Exercise details | Scan the listing that follows and report how many lines contain "lærebøkene". Write the number alone.

* BEGIN *

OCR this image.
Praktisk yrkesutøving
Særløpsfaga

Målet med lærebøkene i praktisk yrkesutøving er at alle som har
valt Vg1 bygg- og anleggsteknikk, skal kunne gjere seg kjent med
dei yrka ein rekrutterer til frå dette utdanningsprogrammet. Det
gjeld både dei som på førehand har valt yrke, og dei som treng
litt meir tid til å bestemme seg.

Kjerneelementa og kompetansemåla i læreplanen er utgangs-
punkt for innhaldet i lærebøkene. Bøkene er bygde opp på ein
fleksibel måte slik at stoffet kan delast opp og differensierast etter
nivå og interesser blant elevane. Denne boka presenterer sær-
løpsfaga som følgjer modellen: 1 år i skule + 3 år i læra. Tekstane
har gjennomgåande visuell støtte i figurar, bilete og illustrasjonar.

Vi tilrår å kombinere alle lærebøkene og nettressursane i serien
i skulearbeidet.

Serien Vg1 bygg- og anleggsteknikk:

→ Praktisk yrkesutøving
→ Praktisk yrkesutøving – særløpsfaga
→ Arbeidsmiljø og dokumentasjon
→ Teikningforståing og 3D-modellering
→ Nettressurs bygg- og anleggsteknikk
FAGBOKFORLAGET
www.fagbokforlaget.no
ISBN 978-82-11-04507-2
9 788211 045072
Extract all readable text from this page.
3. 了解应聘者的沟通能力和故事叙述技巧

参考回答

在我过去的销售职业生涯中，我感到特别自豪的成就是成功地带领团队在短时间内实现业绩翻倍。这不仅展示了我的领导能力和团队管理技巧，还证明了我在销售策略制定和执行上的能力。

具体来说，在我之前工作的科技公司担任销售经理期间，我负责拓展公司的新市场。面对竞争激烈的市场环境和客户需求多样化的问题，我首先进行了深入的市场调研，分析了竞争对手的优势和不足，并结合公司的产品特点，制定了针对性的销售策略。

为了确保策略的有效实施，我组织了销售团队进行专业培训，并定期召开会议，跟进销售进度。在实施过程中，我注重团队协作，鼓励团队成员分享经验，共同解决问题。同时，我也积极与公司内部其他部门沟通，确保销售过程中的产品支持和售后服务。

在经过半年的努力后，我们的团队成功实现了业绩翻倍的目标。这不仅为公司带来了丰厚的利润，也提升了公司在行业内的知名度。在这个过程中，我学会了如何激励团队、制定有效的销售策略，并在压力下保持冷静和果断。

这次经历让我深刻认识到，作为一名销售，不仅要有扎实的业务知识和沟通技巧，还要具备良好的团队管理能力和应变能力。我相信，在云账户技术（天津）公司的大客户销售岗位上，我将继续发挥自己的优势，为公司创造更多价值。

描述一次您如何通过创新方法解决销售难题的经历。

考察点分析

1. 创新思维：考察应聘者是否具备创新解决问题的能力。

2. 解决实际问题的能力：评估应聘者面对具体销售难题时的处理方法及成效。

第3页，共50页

* END *

Task response | 3